_REQUIREMENT_:
Check each line of the material below for "Hits". Report how many have it, with no other words.

_MATERIAL PROVIDED_:
━━━━
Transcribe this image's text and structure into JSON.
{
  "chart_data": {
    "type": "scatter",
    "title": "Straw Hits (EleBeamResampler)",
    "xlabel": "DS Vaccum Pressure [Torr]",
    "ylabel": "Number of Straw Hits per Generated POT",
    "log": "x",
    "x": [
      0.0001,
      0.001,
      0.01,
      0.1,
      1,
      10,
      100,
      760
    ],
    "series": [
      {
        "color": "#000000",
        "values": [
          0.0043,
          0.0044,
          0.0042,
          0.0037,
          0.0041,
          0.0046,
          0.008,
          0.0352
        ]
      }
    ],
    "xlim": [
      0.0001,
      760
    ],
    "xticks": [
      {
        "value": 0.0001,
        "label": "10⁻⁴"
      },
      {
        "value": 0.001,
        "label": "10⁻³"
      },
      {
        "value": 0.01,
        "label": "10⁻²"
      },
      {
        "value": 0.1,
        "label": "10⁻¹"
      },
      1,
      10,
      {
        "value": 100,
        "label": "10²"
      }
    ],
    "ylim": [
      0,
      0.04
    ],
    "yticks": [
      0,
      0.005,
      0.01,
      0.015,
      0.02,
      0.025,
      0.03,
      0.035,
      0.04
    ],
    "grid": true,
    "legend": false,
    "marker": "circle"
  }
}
━━━━
_RESULT BELOW_:
2